(Saved data entries)

====

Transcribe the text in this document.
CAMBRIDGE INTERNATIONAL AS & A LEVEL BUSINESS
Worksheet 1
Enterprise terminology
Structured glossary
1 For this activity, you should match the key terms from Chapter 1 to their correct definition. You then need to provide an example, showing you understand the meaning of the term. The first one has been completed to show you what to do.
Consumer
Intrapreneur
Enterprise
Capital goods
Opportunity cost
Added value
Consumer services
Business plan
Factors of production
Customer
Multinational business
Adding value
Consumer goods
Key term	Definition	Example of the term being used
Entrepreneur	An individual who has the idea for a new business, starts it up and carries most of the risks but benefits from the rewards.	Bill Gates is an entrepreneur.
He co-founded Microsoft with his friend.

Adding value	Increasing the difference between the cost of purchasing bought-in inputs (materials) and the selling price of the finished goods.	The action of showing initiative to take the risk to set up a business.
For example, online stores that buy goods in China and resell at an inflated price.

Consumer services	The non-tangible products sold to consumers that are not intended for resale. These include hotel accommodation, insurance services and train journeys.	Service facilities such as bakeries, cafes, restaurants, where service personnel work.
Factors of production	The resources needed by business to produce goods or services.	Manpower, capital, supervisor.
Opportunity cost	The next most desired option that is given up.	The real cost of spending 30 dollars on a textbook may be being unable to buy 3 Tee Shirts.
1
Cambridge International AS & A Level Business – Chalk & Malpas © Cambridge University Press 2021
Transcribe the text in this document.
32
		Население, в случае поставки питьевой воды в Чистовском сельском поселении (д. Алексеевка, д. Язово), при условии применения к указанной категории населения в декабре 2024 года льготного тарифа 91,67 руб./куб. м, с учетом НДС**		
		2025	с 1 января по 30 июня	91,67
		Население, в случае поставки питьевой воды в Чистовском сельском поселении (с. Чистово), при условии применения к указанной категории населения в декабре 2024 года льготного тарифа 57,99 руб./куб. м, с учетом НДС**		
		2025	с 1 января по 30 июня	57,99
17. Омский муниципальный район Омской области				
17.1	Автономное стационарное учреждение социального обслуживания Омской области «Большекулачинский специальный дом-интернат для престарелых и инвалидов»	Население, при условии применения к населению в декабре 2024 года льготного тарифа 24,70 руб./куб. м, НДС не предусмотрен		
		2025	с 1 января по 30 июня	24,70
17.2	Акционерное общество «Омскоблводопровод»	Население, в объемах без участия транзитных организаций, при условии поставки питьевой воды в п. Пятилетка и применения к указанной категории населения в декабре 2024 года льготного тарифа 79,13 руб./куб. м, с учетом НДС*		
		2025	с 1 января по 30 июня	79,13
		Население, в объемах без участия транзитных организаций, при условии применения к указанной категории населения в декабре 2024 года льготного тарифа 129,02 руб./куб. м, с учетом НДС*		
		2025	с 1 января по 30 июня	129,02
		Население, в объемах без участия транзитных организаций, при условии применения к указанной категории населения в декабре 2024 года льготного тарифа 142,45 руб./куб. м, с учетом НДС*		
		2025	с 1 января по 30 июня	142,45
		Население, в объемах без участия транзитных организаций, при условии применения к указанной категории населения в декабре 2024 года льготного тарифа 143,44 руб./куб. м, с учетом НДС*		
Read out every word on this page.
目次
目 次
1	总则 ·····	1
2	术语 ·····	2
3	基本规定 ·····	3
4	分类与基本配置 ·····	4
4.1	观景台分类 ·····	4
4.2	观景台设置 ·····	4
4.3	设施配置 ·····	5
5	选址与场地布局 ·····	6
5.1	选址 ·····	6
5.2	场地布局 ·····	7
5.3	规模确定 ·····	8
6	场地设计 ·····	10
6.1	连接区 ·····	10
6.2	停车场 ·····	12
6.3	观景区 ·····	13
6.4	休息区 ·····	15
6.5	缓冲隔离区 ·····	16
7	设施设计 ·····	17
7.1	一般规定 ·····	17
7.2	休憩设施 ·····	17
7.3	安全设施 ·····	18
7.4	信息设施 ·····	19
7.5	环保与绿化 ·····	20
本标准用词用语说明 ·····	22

====

> _GIVEN INSTRUCTION_
Reproduce the material above exactly; please quote every line of it.

> _ANSWER IN FULL_
Transcribe the text in this document.
CAMBRIDGE INTERNATIONAL AS & A LEVEL BUSINESS
Worksheet 1
Enterprise terminology
Structured glossary
1 For this activity, you should match the key terms from Chapter 1 to their correct definition. You then need to provide an example, showing you understand the meaning of the term. The first one has been completed to show you what to do.
Consumer
Intrapreneur
Enterprise
Capital goods
Opportunity cost
Added value
Consumer services
Business plan
Factors of production
Customer
Multinational business
Adding value
Consumer goods
Key term	Definition	Example of the term being used
Entrepreneur	An individual who has the idea for a new business, starts it up and carries most of the risks but benefits from the rewards.	Bill Gates is an entrepreneur.
He co-founded Microsoft with his friend.

Adding value	Increasing the difference between the cost of purchasing bought-in inputs (materials) and the selling price of the finished goods.	The action of showing initiative to take the risk to set up a business.
For example, online stores that buy goods in China and resell at an inflated price.

Consumer services	The non-tangible products sold to consumers that are not intended for resale. These include hotel accommodation, insurance services and train journeys.	Service facilities such as bakeries, cafes, restaurants, where service personnel work.
Factors of production	The resources needed by business to produce goods or services.	Manpower, capital, supervisor.
Opportunity cost	The next most desired option that is given up.	The real cost of spending 30 dollars on a textbook may be being unable to buy 3 Tee Shirts.
1
Cambridge International AS & A Level Business – Chalk & Malpas © Cambridge University Press 2021
Transcribe the text in this document.
32
		Население, в случае поставки питьевой воды в Чистовском сельском поселении (д. Алексеевка, д. Язово), при условии применения к указанной категории населения в декабре 2024 года льготного тарифа 91,67 руб./куб. м, с учетом НДС**		
		2025	с 1 января по 30 июня	91,67
		Население, в случае поставки питьевой воды в Чистовском сельском поселении (с. Чистово), при условии применения к указанной категории населения в декабре 2024 года льготного тарифа 57,99 руб./куб. м, с учетом НДС**		
		2025	с 1 января по 30 июня	57,99
17. Омский муниципальный район Омской области				
17.1	Автономное стационарное учреждение социального обслуживания Омской области «Большекулачинский специальный дом-интернат для престарелых и инвалидов»	Население, при условии применения к населению в декабре 2024 года льготного тарифа 24,70 руб./куб. м, НДС не предусмотрен		
		2025	с 1 января по 30 июня	24,70
17.2	Акционерное общество «Омскоблводопровод»	Население, в объемах без участия транзитных организаций, при условии поставки питьевой воды в п. Пятилетка и применения к указанной категории населения в декабре 2024 года льготного тарифа 79,13 руб./куб. м, с учетом НДС*		
		2025	с 1 января по 30 июня	79,13
		Население, в объемах без участия транзитных организаций, при условии применения к указанной категории населения в декабре 2024 года льготного тарифа 129,02 руб./куб. м, с учетом НДС*		
		2025	с 1 января по 30 июня	129,02
		Население, в объемах без участия транзитных организаций, при условии применения к указанной категории населения в декабре 2024 года льготного тарифа 142,45 руб./куб. м, с учетом НДС*		
		2025	с 1 января по 30 июня	142,45
		Население, в объемах без участия транзитных организаций, при условии применения к указанной категории населения в декабре 2024 года льготного тарифа 143,44 руб./куб. м, с учетом НДС*		
Read out every word on this page.
目次
目 次
1	总则 ·····	1
2	术语 ·····	2
3	基本规定 ·····	3
4	分类与基本配置 ·····	4
4.1	观景台分类 ·····	4
4.2	观景台设置 ·····	4
4.3	设施配置 ·····	5
5	选址与场地布局 ·····	6
5.1	选址 ·····	6
5.2	场地布局 ·····	7
5.3	规模确定 ·····	8
6	场地设计 ·····	10
6.1	连接区 ·····	10
6.2	停车场 ·····	12
6.3	观景区 ·····	13
6.4	休息区 ·····	15
6.5	缓冲隔离区 ·····	16
7	设施设计 ·····	17
7.1	一般规定 ·····	17
7.2	休憩设施 ·····	17
7.3	安全设施 ·····	18
7.4	信息设施 ·····	19
7.5	环保与绿化 ·····	20
本标准用词用语说明 ·····	22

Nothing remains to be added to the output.